WHAT YOU WILL DO
Drop every picture and give the entries back exactly.

[Stored data]
──────

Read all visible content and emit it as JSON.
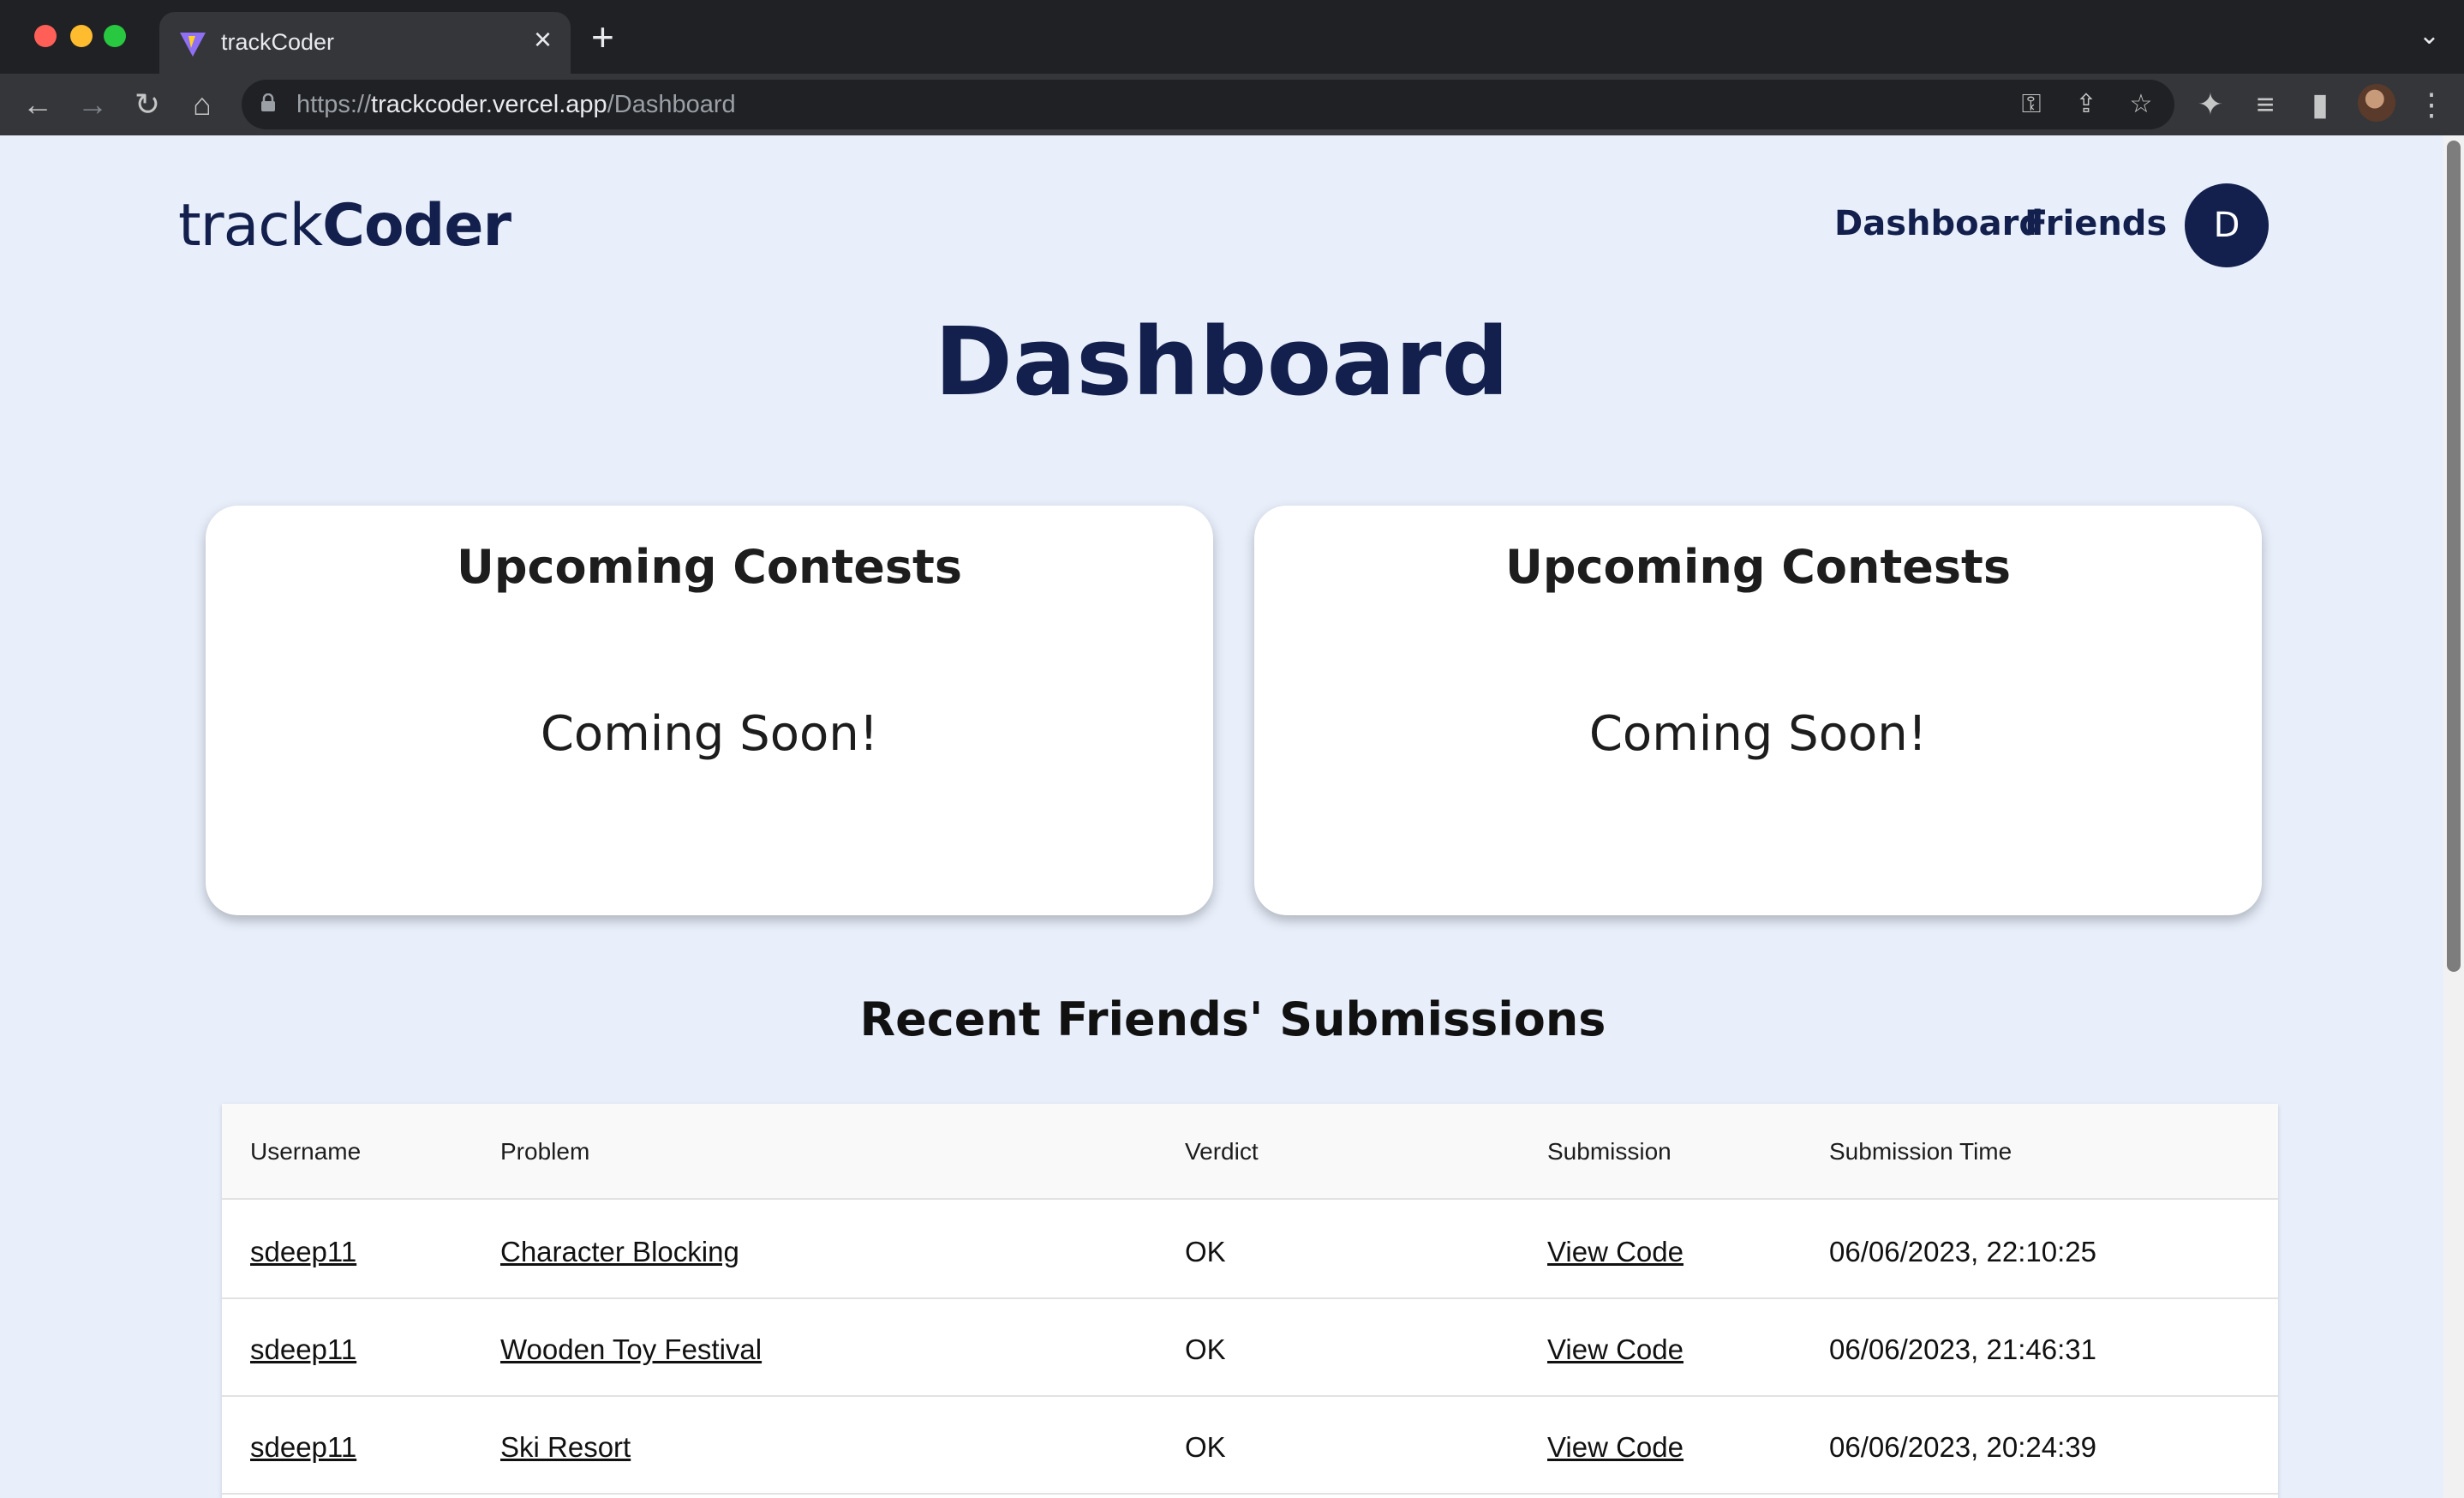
{
  "browser": {
    "tab_title": "trackCoder",
    "url_scheme": "https://",
    "url_host": "trackcoder.vercel.app",
    "url_path": "/Dashboard"
  },
  "header": {
    "logo_light": "track",
    "logo_bold": "Coder",
    "nav": [
      {
        "label": "Dashboard"
      },
      {
        "label": "Friends"
      }
    ],
    "avatar_initial": "D"
  },
  "page_title": "Dashboard",
  "cards": [
    {
      "title": "Upcoming Contests",
      "body": "Coming Soon!"
    },
    {
      "title": "Upcoming Contests",
      "body": "Coming Soon!"
    }
  ],
  "submissions": {
    "title": "Recent Friends' Submissions",
    "columns": [
      "Username",
      "Problem",
      "Verdict",
      "Submission",
      "Submission Time"
    ],
    "rows": [
      {
        "username": "sdeep11",
        "problem": "Character Blocking",
        "verdict": "OK",
        "submission": "View Code",
        "time": "06/06/2023, 22:10:25"
      },
      {
        "username": "sdeep11",
        "problem": "Wooden Toy Festival",
        "verdict": "OK",
        "submission": "View Code",
        "time": "06/06/2023, 21:46:31"
      },
      {
        "username": "sdeep11",
        "problem": "Ski Resort",
        "verdict": "OK",
        "submission": "View Code",
        "time": "06/06/2023, 20:24:39"
      }
    ]
  },
  "colors": {
    "brand_navy": "#13204d",
    "page_bg": "#e8effb"
  }
}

──────

RESPONSE BELOW
Read all visible content and emit it as JSON.
{
  "browser": {
    "tab_title": "trackCoder",
    "url_scheme": "https://",
    "url_host": "trackcoder.vercel.app",
    "url_path": "/Dashboard"
  },
  "header": {
    "logo_light": "track",
    "logo_bold": "Coder",
    "nav": [
      {
        "label": "Dashboard"
      },
      {
        "label": "Friends"
      }
    ],
    "avatar_initial": "D"
  },
  "page_title": "Dashboard",
  "cards": [
    {
      "title": "Upcoming Contests",
      "body": "Coming Soon!"
    },
    {
      "title": "Upcoming Contests",
      "body": "Coming Soon!"
    }
  ],
  "submissions": {
    "title": "Recent Friends' Submissions",
    "columns": [
      "Username",
      "Problem",
      "Verdict",
      "Submission",
      "Submission Time"
    ],
    "rows": [
      {
        "username": "sdeep11",
        "problem": "Character Blocking",
        "verdict": "OK",
        "submission": "View Code",
        "time": "06/06/2023, 22:10:25"
      },
      {
        "username": "sdeep11",
        "problem": "Wooden Toy Festival",
        "verdict": "OK",
        "submission": "View Code",
        "time": "06/06/2023, 21:46:31"
      },
      {
        "username": "sdeep11",
        "problem": "Ski Resort",
        "verdict": "OK",
        "submission": "View Code",
        "time": "06/06/2023, 20:24:39"
      }
    ]
  },
  "colors": {
    "brand_navy": "#13204d",
    "page_bg": "#e8effb"
  }
}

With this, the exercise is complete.